Give the entries again, word for word.

EXCERPTED DATA:
(begin)

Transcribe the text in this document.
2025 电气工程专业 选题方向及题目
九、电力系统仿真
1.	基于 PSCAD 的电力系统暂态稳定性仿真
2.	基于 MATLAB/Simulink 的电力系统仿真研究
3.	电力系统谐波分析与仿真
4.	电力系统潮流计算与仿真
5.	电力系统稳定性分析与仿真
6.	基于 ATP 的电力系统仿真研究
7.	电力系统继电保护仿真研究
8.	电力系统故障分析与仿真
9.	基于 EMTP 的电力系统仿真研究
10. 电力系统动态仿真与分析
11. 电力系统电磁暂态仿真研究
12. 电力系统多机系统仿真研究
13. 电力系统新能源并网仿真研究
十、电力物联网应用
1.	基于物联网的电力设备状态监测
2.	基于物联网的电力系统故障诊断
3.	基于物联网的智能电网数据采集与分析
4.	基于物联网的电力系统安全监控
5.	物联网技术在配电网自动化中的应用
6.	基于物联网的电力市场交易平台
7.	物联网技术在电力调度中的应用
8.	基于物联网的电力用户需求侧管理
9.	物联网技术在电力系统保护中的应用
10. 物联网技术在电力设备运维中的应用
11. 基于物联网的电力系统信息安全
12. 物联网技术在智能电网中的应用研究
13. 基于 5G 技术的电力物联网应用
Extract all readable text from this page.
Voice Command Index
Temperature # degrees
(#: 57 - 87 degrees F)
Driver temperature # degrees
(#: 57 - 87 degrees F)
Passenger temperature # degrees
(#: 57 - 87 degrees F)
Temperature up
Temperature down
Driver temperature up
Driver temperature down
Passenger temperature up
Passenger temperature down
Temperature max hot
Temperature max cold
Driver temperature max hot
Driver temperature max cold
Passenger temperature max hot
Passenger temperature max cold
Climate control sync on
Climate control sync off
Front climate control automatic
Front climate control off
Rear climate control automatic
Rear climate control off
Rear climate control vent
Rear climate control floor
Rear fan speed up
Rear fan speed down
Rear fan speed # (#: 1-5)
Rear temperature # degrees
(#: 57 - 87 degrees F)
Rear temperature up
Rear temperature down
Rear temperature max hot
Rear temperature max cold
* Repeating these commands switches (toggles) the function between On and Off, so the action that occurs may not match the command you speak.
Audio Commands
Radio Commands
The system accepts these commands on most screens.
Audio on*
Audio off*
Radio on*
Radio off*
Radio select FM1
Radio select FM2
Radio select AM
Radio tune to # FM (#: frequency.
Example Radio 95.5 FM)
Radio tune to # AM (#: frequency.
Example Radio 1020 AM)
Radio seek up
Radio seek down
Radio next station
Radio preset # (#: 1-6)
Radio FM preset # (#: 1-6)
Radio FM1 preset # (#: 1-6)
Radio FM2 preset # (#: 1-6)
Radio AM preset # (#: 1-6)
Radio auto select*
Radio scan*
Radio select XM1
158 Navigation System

(end)

EXERCISE RESPONSE:
Transcribe the text in this document.
2025 电气工程专业 选题方向及题目
九、电力系统仿真
1.	基于 PSCAD 的电力系统暂态稳定性仿真
2.	基于 MATLAB/Simulink 的电力系统仿真研究
3.	电力系统谐波分析与仿真
4.	电力系统潮流计算与仿真
5.	电力系统稳定性分析与仿真
6.	基于 ATP 的电力系统仿真研究
7.	电力系统继电保护仿真研究
8.	电力系统故障分析与仿真
9.	基于 EMTP 的电力系统仿真研究
10. 电力系统动态仿真与分析
11. 电力系统电磁暂态仿真研究
12. 电力系统多机系统仿真研究
13. 电力系统新能源并网仿真研究
十、电力物联网应用
1.	基于物联网的电力设备状态监测
2.	基于物联网的电力系统故障诊断
3.	基于物联网的智能电网数据采集与分析
4.	基于物联网的电力系统安全监控
5.	物联网技术在配电网自动化中的应用
6.	基于物联网的电力市场交易平台
7.	物联网技术在电力调度中的应用
8.	基于物联网的电力用户需求侧管理
9.	物联网技术在电力系统保护中的应用
10. 物联网技术在电力设备运维中的应用
11. 基于物联网的电力系统信息安全
12. 物联网技术在智能电网中的应用研究
13. 基于 5G 技术的电力物联网应用
Extract all readable text from this page.
Voice Command Index
Temperature # degrees
(#: 57 - 87 degrees F)
Driver temperature # degrees
(#: 57 - 87 degrees F)
Passenger temperature # degrees
(#: 57 - 87 degrees F)
Temperature up
Temperature down
Driver temperature up
Driver temperature down
Passenger temperature up
Passenger temperature down
Temperature max hot
Temperature max cold
Driver temperature max hot
Driver temperature max cold
Passenger temperature max hot
Passenger temperature max cold
Climate control sync on
Climate control sync off
Front climate control automatic
Front climate control off
Rear climate control automatic
Rear climate control off
Rear climate control vent
Rear climate control floor
Rear fan speed up
Rear fan speed down
Rear fan speed # (#: 1-5)
Rear temperature # degrees
(#: 57 - 87 degrees F)
Rear temperature up
Rear temperature down
Rear temperature max hot
Rear temperature max cold
* Repeating these commands switches (toggles) the function between On and Off, so the action that occurs may not match the command you speak.
Audio Commands
Radio Commands
The system accepts these commands on most screens.
Audio on*
Audio off*
Radio on*
Radio off*
Radio select FM1
Radio select FM2
Radio select AM
Radio tune to # FM (#: frequency.
Example Radio 95.5 FM)
Radio tune to # AM (#: frequency.
Example Radio 1020 AM)
Radio seek up
Radio seek down
Radio next station
Radio preset # (#: 1-6)
Radio FM preset # (#: 1-6)
Radio FM1 preset # (#: 1-6)
Radio FM2 preset # (#: 1-6)
Radio AM preset # (#: 1-6)
Radio auto select*
Radio scan*
Radio select XM1
158 Navigation System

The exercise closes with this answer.